■ **WHAT YOU NEED TO DO**:
Tally the lines containing the word "pupal" and give the total alone.

(Excerpts from a figure dataset)
=-=-=-=-=

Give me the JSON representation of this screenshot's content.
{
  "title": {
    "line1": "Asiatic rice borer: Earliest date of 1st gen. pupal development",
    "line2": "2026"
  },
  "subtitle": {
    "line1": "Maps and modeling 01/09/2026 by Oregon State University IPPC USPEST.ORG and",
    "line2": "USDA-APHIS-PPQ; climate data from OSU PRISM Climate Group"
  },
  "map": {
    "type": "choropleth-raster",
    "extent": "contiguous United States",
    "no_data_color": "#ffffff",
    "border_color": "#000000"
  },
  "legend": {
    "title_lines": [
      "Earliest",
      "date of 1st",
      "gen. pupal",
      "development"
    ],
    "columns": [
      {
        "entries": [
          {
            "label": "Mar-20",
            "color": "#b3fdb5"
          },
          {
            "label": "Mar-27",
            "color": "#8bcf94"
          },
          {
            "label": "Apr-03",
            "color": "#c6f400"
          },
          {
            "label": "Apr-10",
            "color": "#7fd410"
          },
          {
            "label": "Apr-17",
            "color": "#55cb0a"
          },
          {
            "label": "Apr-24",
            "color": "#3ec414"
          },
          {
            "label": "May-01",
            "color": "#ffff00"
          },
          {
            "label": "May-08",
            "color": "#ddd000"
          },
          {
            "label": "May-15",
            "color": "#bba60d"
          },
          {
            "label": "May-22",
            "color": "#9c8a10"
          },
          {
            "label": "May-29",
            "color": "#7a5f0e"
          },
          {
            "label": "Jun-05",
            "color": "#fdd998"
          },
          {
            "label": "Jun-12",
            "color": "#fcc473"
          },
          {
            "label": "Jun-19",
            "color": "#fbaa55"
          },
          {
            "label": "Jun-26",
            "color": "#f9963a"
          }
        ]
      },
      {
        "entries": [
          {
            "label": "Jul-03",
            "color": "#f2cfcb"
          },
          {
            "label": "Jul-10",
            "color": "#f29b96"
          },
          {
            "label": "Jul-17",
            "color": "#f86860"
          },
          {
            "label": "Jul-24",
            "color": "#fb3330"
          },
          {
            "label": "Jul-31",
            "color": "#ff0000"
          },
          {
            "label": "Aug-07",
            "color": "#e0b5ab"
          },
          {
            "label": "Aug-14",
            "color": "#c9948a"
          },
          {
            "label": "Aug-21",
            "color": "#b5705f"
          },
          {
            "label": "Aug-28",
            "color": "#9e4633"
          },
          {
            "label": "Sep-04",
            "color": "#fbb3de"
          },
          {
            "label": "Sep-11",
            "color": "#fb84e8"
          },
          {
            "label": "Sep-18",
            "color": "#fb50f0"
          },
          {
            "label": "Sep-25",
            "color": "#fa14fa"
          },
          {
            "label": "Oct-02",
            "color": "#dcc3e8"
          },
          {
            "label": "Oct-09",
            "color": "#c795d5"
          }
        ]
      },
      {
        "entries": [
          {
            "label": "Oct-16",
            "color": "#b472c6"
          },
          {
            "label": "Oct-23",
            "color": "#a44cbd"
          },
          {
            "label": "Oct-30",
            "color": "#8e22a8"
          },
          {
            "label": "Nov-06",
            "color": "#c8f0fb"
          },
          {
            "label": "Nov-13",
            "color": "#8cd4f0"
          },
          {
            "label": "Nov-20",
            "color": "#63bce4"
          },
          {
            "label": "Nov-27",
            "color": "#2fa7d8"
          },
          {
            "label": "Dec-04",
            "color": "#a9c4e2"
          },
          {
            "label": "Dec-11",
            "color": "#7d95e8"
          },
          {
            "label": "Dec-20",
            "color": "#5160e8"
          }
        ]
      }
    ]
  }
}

=-=-=-=-=

■ **RESULT FOR THIS EXERCISE**:
2